(Records about charts and figures)
════════════════
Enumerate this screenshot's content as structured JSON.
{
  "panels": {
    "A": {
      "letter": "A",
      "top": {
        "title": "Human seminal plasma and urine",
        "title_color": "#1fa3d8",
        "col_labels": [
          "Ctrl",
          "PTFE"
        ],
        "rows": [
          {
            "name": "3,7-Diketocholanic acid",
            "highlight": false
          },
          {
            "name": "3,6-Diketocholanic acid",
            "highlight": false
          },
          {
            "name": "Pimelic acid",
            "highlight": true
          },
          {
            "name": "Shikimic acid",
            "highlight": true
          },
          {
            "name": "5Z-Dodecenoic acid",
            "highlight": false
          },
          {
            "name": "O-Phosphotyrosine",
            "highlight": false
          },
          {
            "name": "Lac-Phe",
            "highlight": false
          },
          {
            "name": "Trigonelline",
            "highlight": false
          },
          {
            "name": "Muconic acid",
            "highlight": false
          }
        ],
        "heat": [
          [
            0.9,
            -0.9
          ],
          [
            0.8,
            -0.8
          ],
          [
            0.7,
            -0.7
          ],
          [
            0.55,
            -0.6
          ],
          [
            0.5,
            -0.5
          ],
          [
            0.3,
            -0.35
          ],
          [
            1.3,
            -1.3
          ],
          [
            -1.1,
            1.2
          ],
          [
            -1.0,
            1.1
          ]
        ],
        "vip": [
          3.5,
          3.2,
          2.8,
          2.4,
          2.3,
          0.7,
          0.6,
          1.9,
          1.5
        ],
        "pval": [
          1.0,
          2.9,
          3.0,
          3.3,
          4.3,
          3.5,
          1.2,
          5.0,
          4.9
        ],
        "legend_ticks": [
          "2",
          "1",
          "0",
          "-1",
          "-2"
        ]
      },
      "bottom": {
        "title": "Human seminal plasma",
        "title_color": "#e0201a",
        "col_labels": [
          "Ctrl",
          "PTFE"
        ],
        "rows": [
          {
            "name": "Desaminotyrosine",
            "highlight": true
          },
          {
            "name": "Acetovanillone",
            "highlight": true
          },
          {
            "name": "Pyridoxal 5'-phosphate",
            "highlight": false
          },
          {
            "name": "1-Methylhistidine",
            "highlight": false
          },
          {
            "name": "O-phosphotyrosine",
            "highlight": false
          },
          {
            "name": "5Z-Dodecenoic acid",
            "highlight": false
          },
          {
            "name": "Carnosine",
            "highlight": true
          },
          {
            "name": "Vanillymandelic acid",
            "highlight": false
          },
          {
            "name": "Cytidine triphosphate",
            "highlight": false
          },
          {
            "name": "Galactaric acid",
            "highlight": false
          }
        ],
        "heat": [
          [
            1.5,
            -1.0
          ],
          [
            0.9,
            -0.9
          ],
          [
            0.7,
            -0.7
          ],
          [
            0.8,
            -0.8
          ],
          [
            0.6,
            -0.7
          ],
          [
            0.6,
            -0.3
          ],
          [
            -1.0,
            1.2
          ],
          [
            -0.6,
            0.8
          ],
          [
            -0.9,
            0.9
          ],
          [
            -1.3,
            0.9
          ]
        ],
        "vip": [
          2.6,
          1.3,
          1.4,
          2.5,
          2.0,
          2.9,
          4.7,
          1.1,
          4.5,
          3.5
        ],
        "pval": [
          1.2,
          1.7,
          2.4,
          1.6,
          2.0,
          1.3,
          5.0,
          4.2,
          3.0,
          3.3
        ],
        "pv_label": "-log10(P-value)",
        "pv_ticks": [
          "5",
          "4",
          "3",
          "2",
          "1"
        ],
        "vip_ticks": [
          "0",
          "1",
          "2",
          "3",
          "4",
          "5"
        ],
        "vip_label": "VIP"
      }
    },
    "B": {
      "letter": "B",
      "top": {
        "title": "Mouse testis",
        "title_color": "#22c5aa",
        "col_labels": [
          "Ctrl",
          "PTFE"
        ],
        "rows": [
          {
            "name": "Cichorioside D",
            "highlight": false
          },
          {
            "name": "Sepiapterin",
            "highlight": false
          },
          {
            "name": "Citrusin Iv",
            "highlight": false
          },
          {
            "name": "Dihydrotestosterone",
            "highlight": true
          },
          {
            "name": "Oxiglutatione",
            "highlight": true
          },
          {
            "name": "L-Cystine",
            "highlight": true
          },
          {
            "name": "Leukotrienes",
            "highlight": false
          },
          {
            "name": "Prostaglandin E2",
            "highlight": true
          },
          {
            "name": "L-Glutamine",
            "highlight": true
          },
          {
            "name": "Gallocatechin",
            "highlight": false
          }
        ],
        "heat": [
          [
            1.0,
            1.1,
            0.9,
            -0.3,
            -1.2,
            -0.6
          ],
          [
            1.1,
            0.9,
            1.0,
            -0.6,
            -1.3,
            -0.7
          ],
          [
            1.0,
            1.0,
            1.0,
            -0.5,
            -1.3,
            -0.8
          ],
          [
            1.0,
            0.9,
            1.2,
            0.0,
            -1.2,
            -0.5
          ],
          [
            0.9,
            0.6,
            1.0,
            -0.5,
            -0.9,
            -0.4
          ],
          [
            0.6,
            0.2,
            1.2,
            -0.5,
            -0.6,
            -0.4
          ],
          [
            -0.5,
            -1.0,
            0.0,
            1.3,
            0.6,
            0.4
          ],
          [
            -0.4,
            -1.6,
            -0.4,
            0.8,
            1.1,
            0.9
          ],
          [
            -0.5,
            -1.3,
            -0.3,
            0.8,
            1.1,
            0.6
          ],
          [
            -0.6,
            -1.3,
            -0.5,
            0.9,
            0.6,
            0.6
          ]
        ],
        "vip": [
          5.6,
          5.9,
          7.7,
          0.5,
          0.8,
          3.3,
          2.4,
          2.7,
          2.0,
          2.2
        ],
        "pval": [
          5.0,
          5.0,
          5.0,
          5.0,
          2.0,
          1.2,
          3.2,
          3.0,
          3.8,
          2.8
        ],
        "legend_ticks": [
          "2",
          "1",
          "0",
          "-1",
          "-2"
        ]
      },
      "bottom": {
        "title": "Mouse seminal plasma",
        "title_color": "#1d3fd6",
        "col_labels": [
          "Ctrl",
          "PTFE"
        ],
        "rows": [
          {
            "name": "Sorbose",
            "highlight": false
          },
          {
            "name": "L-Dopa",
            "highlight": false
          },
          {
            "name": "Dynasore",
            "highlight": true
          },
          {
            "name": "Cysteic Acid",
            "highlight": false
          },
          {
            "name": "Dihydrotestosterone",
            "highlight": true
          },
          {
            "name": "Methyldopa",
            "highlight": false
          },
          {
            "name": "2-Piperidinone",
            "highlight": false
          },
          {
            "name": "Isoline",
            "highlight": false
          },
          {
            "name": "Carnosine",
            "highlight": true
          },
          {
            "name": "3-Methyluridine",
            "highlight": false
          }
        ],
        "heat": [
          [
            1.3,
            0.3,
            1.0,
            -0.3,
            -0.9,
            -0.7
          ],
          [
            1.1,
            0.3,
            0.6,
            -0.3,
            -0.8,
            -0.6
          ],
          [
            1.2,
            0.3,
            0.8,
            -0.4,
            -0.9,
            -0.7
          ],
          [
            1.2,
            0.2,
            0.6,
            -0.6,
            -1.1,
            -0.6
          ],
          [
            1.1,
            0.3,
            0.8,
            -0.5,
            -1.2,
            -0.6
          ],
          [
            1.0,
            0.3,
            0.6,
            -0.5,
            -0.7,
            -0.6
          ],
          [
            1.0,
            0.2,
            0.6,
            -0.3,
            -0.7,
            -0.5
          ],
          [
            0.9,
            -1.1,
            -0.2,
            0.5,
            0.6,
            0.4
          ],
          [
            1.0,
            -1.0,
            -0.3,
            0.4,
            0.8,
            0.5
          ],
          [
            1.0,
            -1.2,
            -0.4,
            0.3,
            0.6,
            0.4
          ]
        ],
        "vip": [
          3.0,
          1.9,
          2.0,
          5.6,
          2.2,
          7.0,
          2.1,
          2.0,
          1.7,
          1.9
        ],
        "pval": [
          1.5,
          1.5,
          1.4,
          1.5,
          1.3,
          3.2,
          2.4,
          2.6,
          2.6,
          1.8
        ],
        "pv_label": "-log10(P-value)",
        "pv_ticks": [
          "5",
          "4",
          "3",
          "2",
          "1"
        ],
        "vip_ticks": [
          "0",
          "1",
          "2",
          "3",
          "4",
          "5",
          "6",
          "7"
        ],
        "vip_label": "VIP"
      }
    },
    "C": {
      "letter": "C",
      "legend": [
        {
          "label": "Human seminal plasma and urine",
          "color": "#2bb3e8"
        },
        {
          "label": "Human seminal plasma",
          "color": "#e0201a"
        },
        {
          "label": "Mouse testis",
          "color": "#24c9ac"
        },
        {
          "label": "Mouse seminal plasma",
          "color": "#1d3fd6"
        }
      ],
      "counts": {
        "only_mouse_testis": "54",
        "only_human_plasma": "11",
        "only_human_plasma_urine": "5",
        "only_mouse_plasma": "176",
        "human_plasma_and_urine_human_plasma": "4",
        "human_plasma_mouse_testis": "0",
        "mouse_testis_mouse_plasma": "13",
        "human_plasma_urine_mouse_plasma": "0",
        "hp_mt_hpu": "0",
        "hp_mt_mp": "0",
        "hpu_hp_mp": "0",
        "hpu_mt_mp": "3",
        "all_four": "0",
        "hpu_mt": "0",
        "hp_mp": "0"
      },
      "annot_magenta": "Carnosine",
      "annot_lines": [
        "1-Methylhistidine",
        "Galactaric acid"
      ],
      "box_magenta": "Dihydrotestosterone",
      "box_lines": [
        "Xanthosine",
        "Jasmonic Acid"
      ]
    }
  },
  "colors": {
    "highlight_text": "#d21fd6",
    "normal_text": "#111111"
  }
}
════════════════
## STATED PROBLEM
Look through the data above. Each line containing the word "seminal" needs to be copied.

## PROBLEM SOLUTION
        "title": "Human seminal plasma and urine",
        "title": "Human seminal plasma",
        "title": "Mouse seminal plasma",
          "label": "Human seminal plasma and urine",
          "label": "Human seminal plasma",
          "label": "Mouse seminal plasma",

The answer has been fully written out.